Data entries
-- Start --

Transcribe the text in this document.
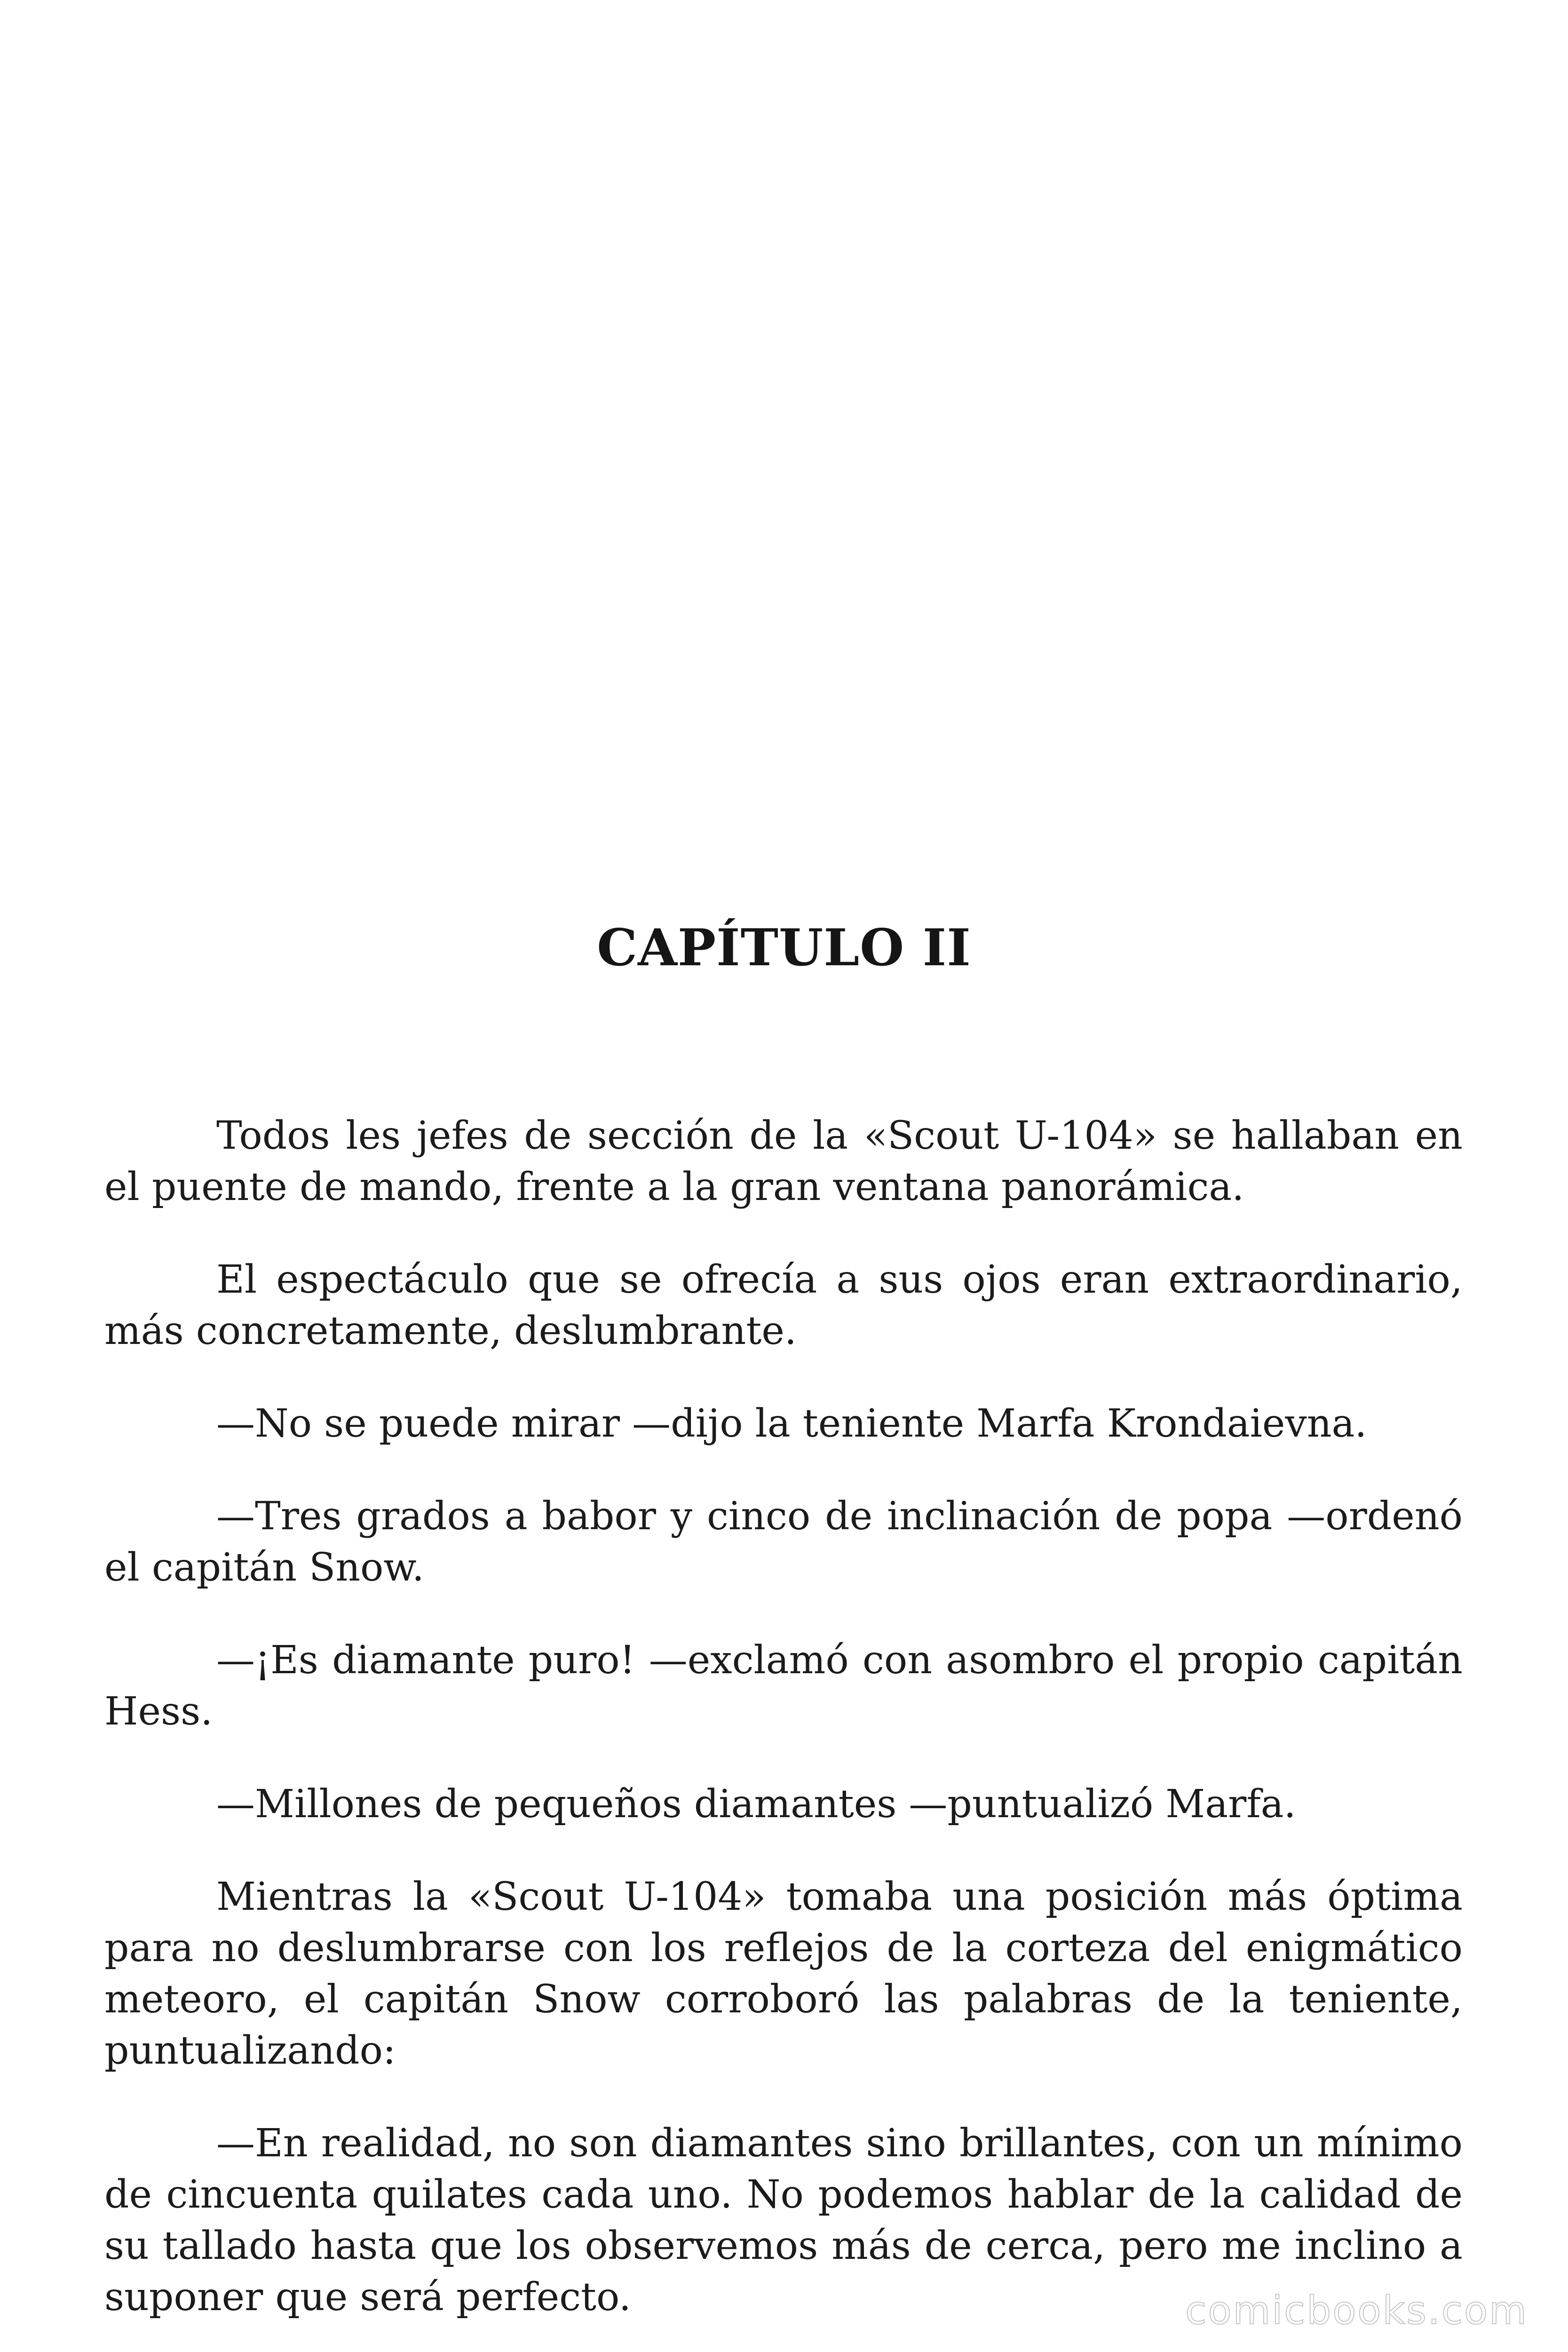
CAPÍTULO II

Todos les jefes de sección de la «Scout U-104» se hallaban en el puente de mando, frente a la gran ventana panorámica.

El espectáculo que se ofrecía a sus ojos eran extraordinario, más concretamente, deslumbrante.

—No se puede mirar —dijo la teniente Marfa Krondaievna.

—Tres grados a babor y cinco de inclinación de popa —ordenó el capitán Snow.

—¡Es diamante puro! —exclamó con asombro el propio capitán Hess.

—Millones de pequeños diamantes —puntualizó Marfa.

Mientras la «Scout U-104» tomaba una posición más óptima para no deslumbrarse con los reflejos de la corteza del enigmático meteoro, el capitán Snow corroboró las palabras de la teniente, puntualizando:

—En realidad, no son diamantes sino brillantes, con un mínimo de cincuenta quilates cada uno. No podemos hablar de la calidad de su tallado hasta que los observemos más de cerca, pero me inclino a suponer que será perfecto.	comicbooks.com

-- End --

Work required
Filter the records above and return every line that holds the word "Scout".

Problem solution
Todos les jefes de sección de la «Scout U-104» se hallaban en el puente de mando, frente a la gran ventana panorámica.
Mientras la «Scout U-104» tomaba una posición más óptima para no deslumbrarse con los reflejos de la corteza del enigmático meteoro, el capitán Snow corroboró las palabras de la teniente, puntualizando:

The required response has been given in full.